## START GIVEN RECORDS

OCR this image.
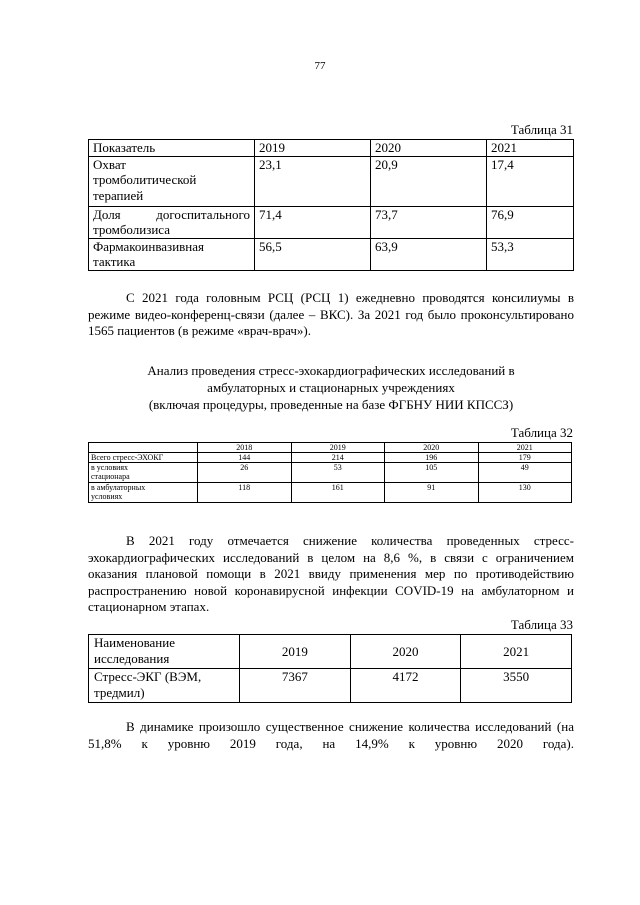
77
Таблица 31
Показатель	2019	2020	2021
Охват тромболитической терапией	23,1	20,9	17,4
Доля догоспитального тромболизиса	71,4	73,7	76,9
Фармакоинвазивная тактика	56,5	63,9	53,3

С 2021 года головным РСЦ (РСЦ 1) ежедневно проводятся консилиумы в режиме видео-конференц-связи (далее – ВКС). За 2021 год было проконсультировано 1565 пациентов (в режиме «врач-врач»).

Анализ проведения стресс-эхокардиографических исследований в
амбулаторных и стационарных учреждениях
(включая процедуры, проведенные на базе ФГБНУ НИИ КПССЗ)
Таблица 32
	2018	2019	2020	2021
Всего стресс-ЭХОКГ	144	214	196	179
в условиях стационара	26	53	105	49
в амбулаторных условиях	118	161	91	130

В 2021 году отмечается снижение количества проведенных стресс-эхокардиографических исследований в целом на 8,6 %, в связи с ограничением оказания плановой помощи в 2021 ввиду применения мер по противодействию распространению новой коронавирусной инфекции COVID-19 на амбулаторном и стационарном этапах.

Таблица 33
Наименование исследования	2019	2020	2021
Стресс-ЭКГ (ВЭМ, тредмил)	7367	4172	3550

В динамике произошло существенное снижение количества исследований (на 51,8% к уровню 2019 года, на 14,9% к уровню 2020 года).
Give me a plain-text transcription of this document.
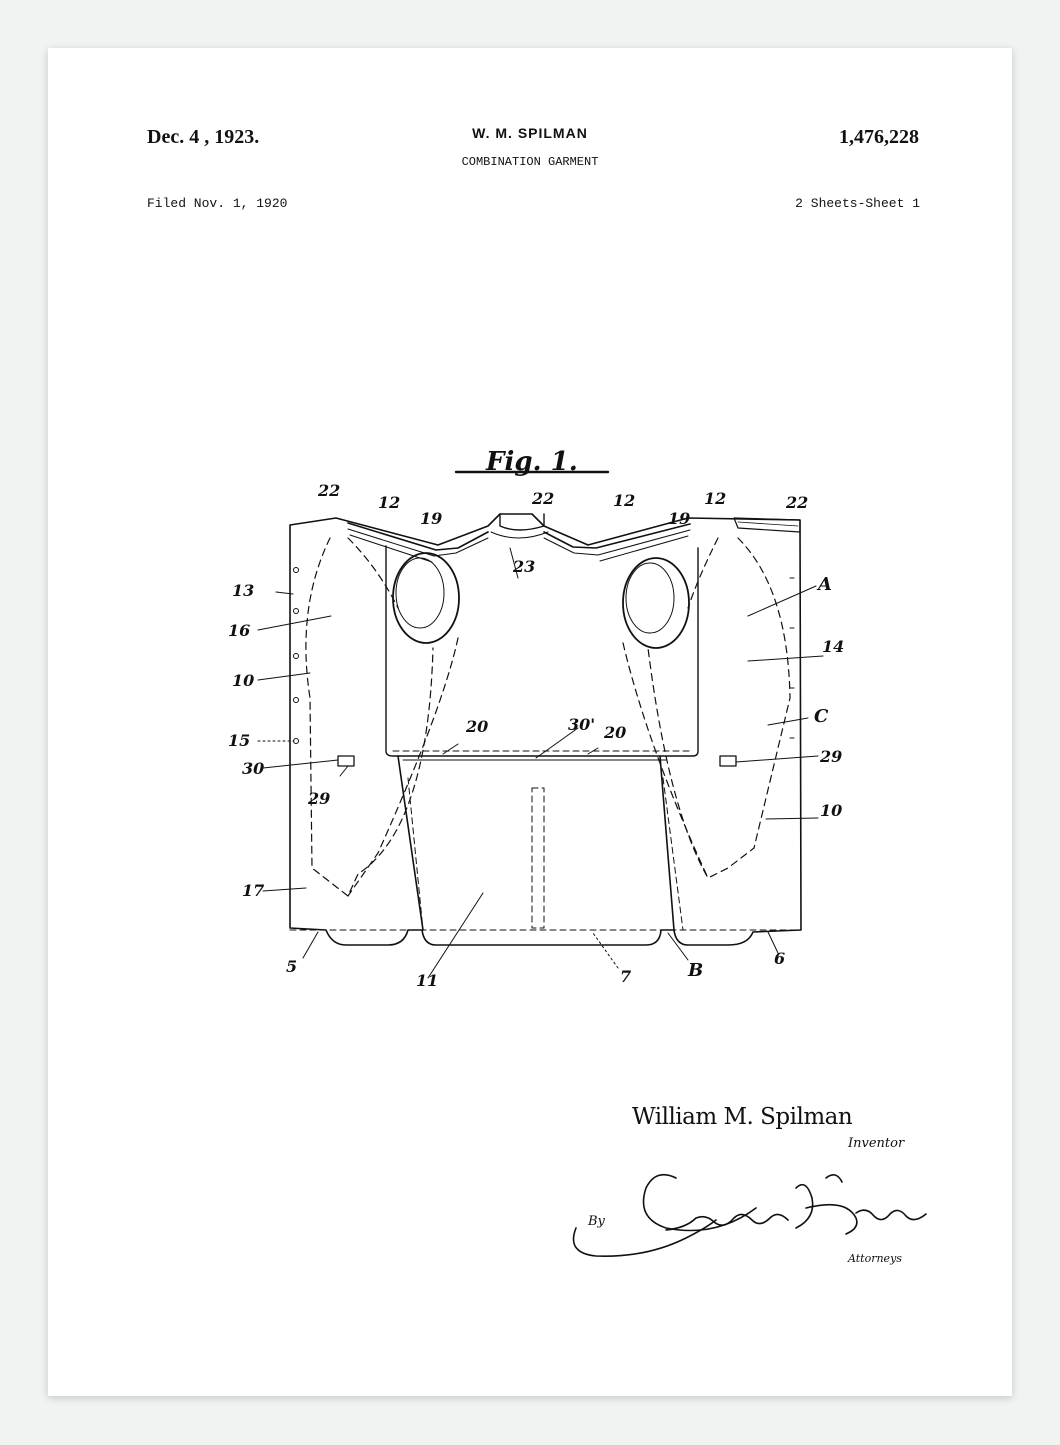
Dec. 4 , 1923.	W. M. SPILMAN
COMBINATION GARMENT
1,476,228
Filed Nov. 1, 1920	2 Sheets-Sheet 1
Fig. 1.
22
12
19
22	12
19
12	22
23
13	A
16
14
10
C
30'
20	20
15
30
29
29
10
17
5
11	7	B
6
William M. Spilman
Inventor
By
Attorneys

## END GIVEN RECORDS
## START GIVEN RECORDS

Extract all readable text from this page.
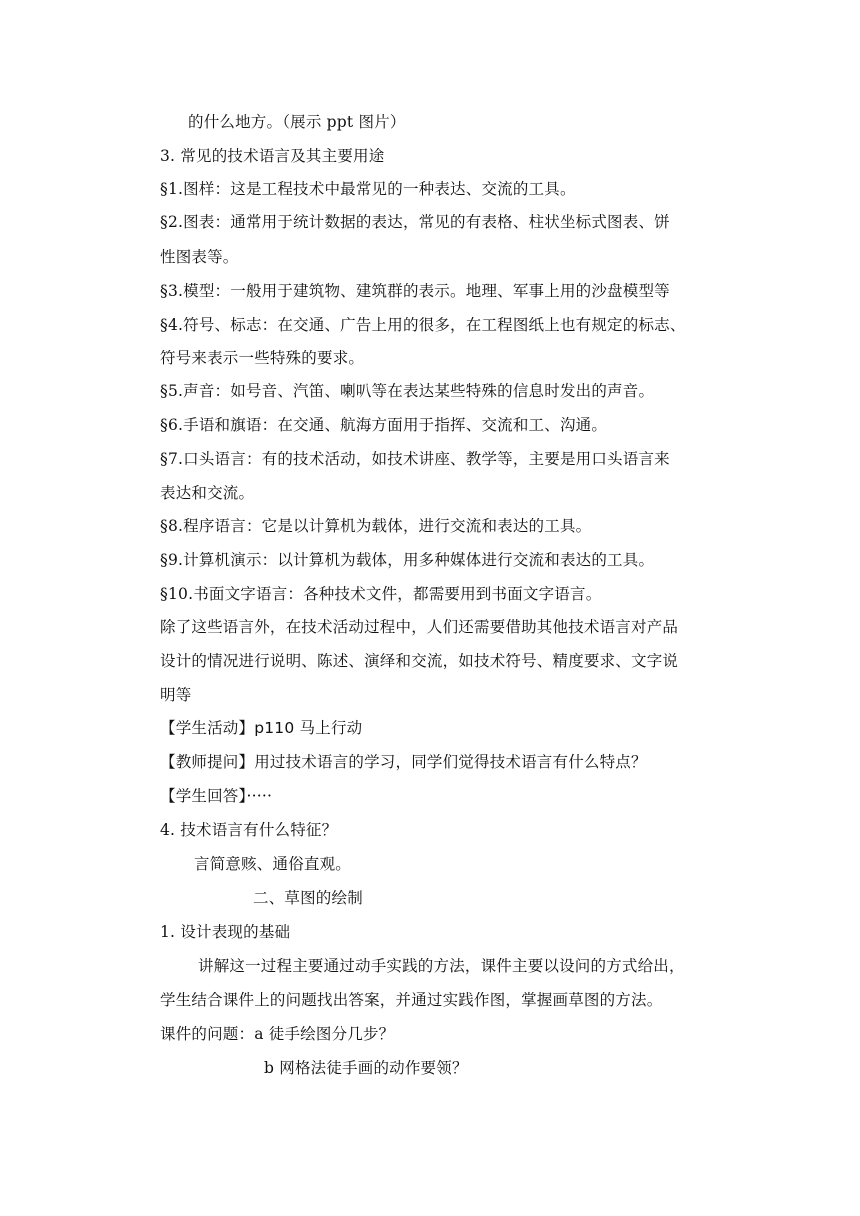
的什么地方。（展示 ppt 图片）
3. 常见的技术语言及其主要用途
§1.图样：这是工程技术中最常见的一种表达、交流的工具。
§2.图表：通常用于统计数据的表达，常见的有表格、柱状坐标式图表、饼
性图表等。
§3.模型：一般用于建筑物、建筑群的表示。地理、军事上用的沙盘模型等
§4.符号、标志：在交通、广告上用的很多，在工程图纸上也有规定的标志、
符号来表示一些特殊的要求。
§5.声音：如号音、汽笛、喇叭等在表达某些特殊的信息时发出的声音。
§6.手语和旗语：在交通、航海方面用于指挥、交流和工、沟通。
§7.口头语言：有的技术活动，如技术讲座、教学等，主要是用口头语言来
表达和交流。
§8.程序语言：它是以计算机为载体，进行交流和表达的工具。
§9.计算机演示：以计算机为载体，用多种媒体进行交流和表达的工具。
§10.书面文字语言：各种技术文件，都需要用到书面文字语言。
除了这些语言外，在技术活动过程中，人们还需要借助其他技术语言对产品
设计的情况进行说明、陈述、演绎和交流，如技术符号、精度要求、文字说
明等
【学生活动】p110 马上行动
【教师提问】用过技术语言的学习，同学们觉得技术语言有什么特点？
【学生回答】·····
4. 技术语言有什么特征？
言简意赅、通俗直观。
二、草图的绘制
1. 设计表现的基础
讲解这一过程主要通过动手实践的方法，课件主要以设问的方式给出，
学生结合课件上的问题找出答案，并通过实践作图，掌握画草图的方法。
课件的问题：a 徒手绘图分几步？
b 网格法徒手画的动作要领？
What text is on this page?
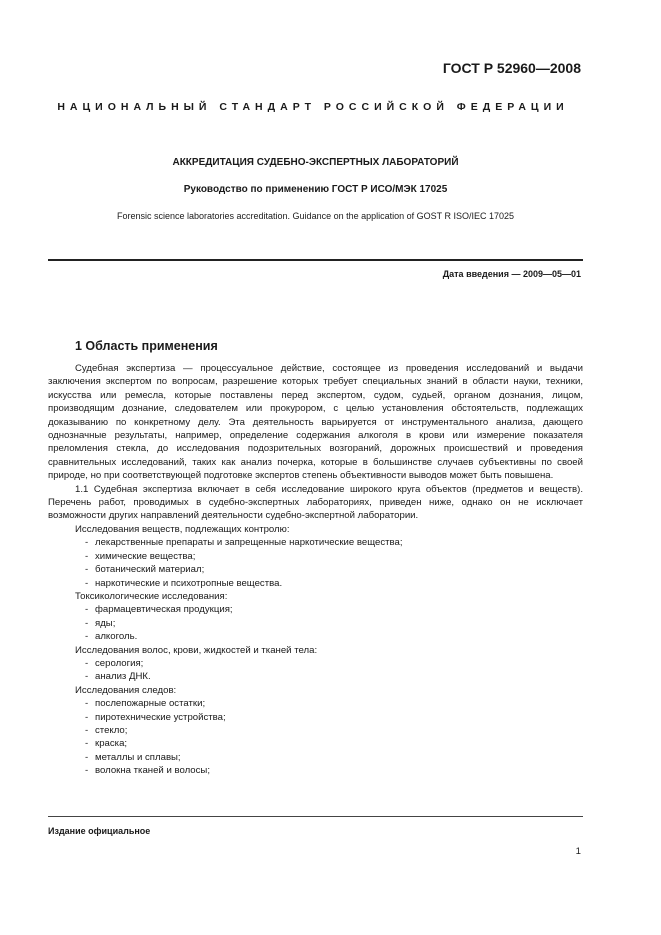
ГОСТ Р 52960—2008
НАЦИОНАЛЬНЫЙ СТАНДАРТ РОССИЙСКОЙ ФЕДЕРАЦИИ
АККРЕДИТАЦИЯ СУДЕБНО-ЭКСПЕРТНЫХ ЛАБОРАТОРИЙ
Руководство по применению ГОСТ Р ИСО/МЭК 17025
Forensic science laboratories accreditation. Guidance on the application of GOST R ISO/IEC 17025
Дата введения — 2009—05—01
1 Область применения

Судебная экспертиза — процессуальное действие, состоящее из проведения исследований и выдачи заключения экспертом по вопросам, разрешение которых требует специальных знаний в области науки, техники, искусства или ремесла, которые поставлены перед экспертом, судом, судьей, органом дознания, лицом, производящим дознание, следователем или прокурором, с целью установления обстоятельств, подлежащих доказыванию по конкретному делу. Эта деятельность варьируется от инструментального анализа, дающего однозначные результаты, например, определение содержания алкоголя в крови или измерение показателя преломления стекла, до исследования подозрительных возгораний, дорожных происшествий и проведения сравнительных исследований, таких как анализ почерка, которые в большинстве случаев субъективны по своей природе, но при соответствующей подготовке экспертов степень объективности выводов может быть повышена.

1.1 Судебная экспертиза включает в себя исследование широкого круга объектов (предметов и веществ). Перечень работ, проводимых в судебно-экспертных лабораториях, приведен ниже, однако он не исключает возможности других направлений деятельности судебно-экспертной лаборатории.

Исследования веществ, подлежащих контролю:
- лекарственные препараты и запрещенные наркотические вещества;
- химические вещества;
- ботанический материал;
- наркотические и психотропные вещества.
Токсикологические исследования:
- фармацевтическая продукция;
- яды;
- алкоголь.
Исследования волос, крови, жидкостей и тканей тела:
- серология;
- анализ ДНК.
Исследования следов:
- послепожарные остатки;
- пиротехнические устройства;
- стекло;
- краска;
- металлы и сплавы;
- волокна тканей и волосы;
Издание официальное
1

## END GIVEN RECORDS
## START GIVEN RECORDS

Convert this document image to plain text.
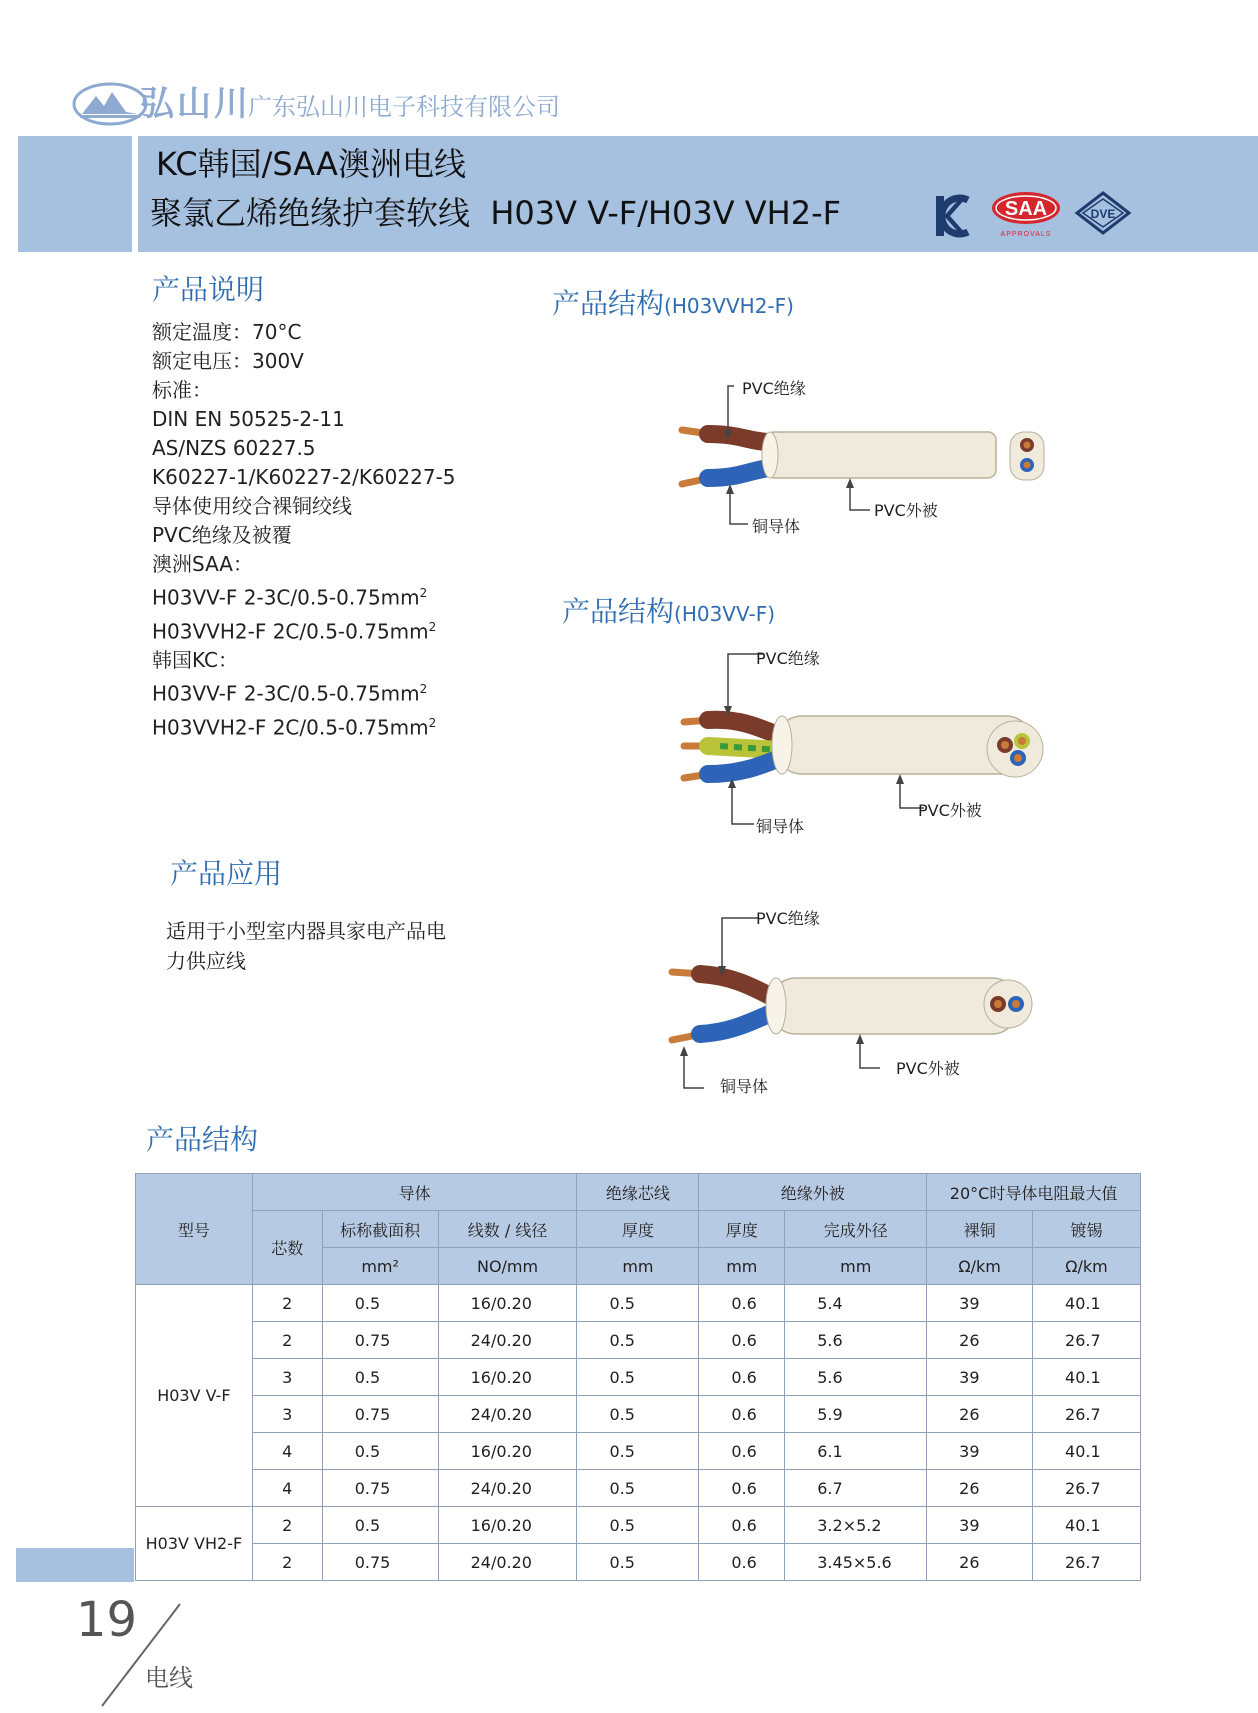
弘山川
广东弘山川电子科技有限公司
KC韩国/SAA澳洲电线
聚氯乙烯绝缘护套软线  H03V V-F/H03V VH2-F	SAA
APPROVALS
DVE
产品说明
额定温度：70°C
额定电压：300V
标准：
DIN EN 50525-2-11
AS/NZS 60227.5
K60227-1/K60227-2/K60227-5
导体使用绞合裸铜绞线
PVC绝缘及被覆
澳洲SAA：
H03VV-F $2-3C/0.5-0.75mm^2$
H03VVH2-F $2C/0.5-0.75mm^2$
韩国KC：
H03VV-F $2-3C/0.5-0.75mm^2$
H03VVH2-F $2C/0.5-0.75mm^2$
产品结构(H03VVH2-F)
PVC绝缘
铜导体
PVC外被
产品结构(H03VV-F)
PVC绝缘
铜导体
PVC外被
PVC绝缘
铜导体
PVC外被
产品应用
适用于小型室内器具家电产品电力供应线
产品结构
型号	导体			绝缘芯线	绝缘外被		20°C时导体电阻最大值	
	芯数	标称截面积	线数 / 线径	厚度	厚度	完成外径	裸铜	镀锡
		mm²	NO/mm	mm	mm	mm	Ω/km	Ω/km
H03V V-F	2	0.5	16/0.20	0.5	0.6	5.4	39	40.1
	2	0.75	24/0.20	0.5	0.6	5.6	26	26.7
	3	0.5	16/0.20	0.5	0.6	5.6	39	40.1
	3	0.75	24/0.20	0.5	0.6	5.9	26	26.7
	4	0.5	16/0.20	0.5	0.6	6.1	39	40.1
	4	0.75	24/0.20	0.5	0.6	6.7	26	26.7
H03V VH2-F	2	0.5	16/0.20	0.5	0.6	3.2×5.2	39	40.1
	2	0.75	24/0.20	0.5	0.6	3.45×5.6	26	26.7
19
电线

## END GIVEN RECORDS

Among the records above, how many lines carry the string "document"? Reply with the number alone.

== WRITTEN ANSWER ==
2